[Dataset records of page text]
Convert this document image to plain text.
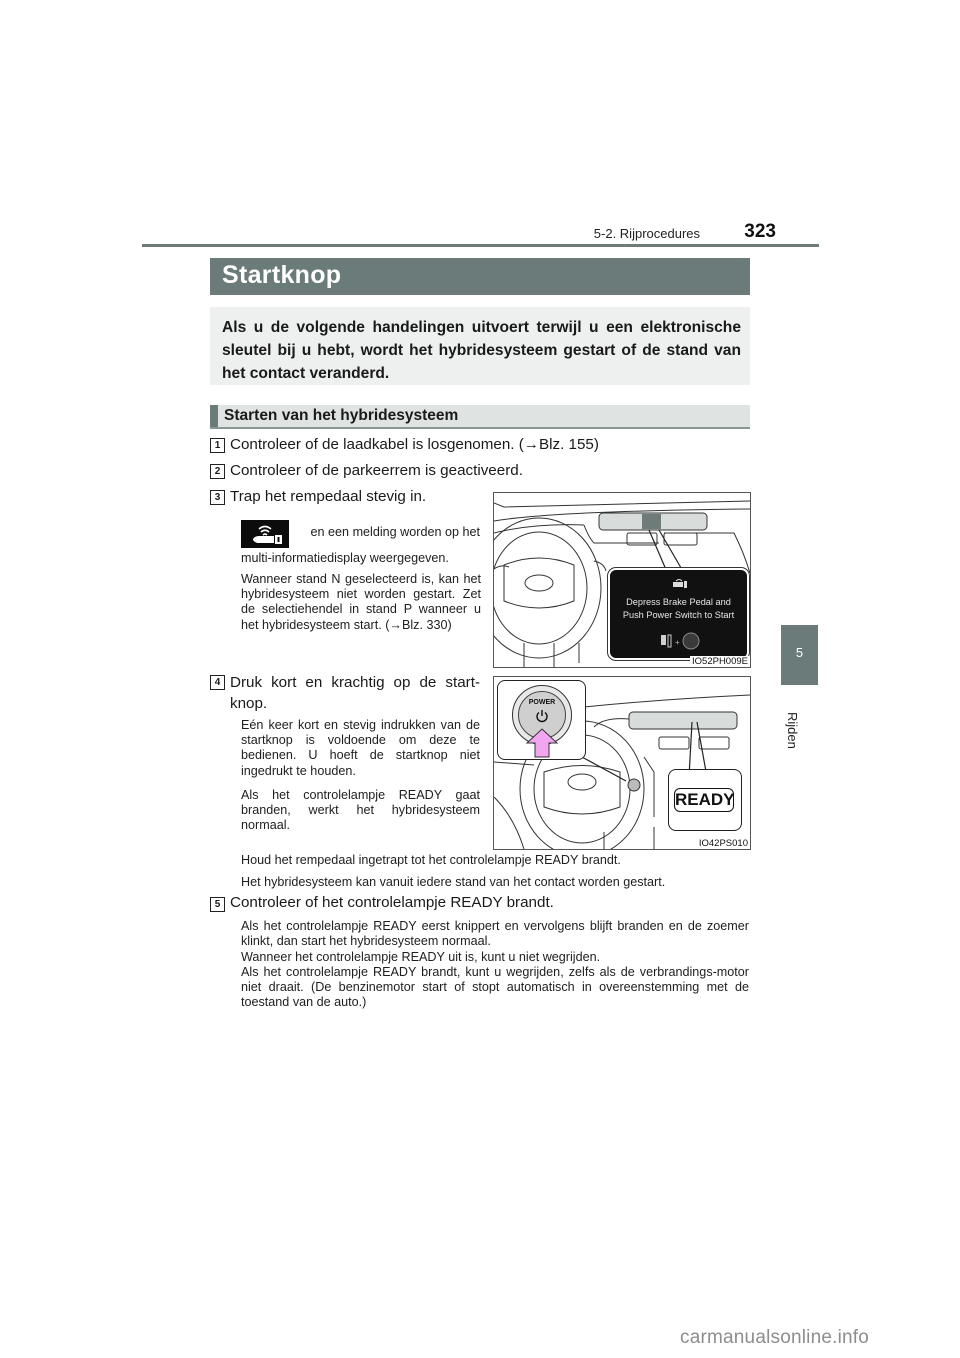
5-2. Rijprocedures	323
Startknop

Als u de volgende handelingen uitvoert terwijl u een elektronische sleutel bij u hebt, wordt het hybridesysteem gestart of de stand van het contact veranderd.

Starten van het hybridesysteem
1 Controleer of de laadkabel is losgenomen. (→Blz. 155)
2 Controleer of de parkeerrem is geactiveerd.
3 Trap het rempedaal stevig in.
en een melding worden op het
multi-informatiedisplay weergegeven.
Wanneer stand N geselecteerd is, kan het hybridesysteem niet worden gestart. Zet de selectiehendel in stand P wanneer u het hybridesysteem start. (→Blz. 330)
Depress Brake Pedal and
Push Power Switch to Start
+
IO52PH009E
4 Druk kort en krachtig op de start-knop.
Eén keer kort en stevig indrukken van de startknop is voldoende om deze te bedienen. U hoeft de startknop niet ingedrukt te houden.
Als het controlelampje READY gaat branden, werkt het hybridesysteem normaal.
Houd het rempedaal ingetrapt tot het controlelampje READY brandt.
Het hybridesysteem kan vanuit iedere stand van het contact worden gestart.
POWER
READY
IO42PS010
5 Controleer of het controlelampje READY brandt.
Als het controlelampje READY eerst knippert en vervolgens blijft branden en de zoemer klinkt, dan start het hybridesysteem normaal.
Wanneer het controlelampje READY uit is, kunt u niet wegrijden.
Als het controlelampje READY brandt, kunt u wegrijden, zelfs als de verbrandings-motor niet draait. (De benzinemotor start of stopt automatisch in overeenstemming met de toestand van de auto.)
5
Rijden
carmanualsonline.info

— Problem —
Show the lines above that have the word "worden".

— Response area —
en een melding worden op het
Wanneer stand N geselecteerd is, kan het hybridesysteem niet worden gestart. Zet de selectiehendel in stand P wanneer u het hybridesysteem start. (→Blz. 330)
Het hybridesysteem kan vanuit iedere stand van het contact worden gestart.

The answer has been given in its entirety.